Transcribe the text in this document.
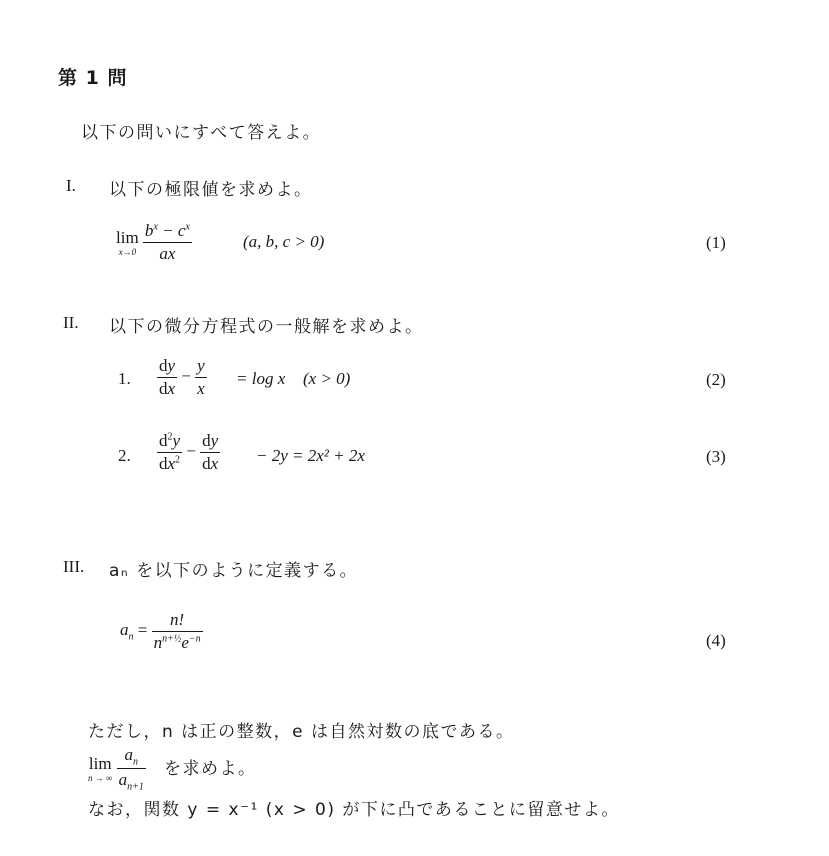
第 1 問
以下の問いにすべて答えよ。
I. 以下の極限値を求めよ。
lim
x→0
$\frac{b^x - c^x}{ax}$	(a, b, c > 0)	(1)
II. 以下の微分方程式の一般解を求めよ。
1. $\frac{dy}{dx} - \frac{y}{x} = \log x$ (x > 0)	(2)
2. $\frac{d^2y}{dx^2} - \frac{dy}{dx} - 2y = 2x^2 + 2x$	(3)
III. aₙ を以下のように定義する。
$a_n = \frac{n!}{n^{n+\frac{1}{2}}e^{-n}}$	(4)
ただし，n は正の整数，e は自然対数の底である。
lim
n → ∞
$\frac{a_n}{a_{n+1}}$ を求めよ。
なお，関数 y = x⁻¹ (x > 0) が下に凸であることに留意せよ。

========================

**WHAT IS BEING ASKED**
Except for the pictures, copy the material above exactly.

**WRITTEN RESPONSE**
Transcribe the text in this document.
第 1 問
以下の問いにすべて答えよ。
I. 以下の極限値を求めよ。
lim
x→0
$\frac{b^x - c^x}{ax}$	(a, b, c > 0)	(1)
II. 以下の微分方程式の一般解を求めよ。
1. $\frac{dy}{dx} - \frac{y}{x} = \log x$ (x > 0)	(2)
2. $\frac{d^2y}{dx^2} - \frac{dy}{dx} - 2y = 2x^2 + 2x$	(3)
III. aₙ を以下のように定義する。
$a_n = \frac{n!}{n^{n+\frac{1}{2}}e^{-n}}$	(4)
ただし，n は正の整数，e は自然対数の底である。
lim
n → ∞
$\frac{a_n}{a_{n+1}}$ を求めよ。
なお，関数 y = x⁻¹ (x > 0) が下に凸であることに留意せよ。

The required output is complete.